### What you need to do
Exactly as written, print each record in the listing.

════

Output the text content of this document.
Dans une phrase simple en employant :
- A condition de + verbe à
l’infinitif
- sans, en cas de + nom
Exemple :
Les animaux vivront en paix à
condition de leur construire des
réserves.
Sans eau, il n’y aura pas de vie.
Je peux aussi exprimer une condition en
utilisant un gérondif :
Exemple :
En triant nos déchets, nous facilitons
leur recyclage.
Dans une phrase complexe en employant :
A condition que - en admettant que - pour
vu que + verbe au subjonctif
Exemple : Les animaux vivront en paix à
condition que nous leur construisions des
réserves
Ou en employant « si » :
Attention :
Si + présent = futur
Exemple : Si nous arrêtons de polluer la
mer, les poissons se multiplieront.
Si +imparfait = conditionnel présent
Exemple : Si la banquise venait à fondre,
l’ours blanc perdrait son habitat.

════

### Written reply
Output the text content of this document.
Dans une phrase simple en employant :
- A condition de + verbe à
l’infinitif
- sans, en cas de + nom
Exemple :
Les animaux vivront en paix à
condition de leur construire des
réserves.
Sans eau, il n’y aura pas de vie.
Je peux aussi exprimer une condition en
utilisant un gérondif :
Exemple :
En triant nos déchets, nous facilitons
leur recyclage.
Dans une phrase complexe en employant :
A condition que - en admettant que - pour
vu que + verbe au subjonctif
Exemple : Les animaux vivront en paix à
condition que nous leur construisions des
réserves
Ou en employant « si » :
Attention :
Si + présent = futur
Exemple : Si nous arrêtons de polluer la
mer, les poissons se multiplieront.
Si +imparfait = conditionnel présent
Exemple : Si la banquise venait à fondre,
l’ours blanc perdrait son habitat.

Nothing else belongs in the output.